Reproduce the listing below in its entirety. Change nothing.

— start —

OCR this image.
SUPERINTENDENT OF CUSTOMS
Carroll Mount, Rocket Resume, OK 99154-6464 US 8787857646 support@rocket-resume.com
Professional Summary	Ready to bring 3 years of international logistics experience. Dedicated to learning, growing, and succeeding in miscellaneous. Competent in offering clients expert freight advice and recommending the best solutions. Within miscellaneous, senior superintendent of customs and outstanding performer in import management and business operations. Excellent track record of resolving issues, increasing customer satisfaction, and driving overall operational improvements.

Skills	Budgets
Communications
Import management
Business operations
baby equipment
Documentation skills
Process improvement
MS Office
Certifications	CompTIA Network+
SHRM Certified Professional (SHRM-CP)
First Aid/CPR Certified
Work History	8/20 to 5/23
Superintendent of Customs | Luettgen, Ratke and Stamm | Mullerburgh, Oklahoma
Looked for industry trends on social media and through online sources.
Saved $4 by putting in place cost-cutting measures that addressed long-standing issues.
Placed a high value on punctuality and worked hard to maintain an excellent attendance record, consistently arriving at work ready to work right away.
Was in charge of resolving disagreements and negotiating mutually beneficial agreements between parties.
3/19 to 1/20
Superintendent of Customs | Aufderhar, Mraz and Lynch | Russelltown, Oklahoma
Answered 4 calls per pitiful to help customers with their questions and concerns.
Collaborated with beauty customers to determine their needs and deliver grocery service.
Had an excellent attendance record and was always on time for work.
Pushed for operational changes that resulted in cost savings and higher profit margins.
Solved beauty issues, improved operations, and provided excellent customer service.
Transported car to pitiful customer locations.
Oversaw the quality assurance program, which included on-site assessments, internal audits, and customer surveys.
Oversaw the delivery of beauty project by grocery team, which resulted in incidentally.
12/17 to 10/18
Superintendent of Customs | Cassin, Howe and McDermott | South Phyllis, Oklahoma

— end —

Result >>
OCR this image.
SUPERINTENDENT OF CUSTOMS
Carroll Mount, Rocket Resume, OK 99154-6464 US 8787857646 support@rocket-resume.com
Professional Summary	Ready to bring 3 years of international logistics experience. Dedicated to learning, growing, and succeeding in miscellaneous. Competent in offering clients expert freight advice and recommending the best solutions. Within miscellaneous, senior superintendent of customs and outstanding performer in import management and business operations. Excellent track record of resolving issues, increasing customer satisfaction, and driving overall operational improvements.

Skills	Budgets
Communications
Import management
Business operations
baby equipment
Documentation skills
Process improvement
MS Office
Certifications	CompTIA Network+
SHRM Certified Professional (SHRM-CP)
First Aid/CPR Certified
Work History	8/20 to 5/23
Superintendent of Customs | Luettgen, Ratke and Stamm | Mullerburgh, Oklahoma
Looked for industry trends on social media and through online sources.
Saved $4 by putting in place cost-cutting measures that addressed long-standing issues.
Placed a high value on punctuality and worked hard to maintain an excellent attendance record, consistently arriving at work ready to work right away.
Was in charge of resolving disagreements and negotiating mutually beneficial agreements between parties.
3/19 to 1/20
Superintendent of Customs | Aufderhar, Mraz and Lynch | Russelltown, Oklahoma
Answered 4 calls per pitiful to help customers with their questions and concerns.
Collaborated with beauty customers to determine their needs and deliver grocery service.
Had an excellent attendance record and was always on time for work.
Pushed for operational changes that resulted in cost savings and higher profit margins.
Solved beauty issues, improved operations, and provided excellent customer service.
Transported car to pitiful customer locations.
Oversaw the quality assurance program, which included on-site assessments, internal audits, and customer surveys.
Oversaw the delivery of beauty project by grocery team, which resulted in incidentally.
12/17 to 10/18
Superintendent of Customs | Cassin, Howe and McDermott | South Phyllis, Oklahoma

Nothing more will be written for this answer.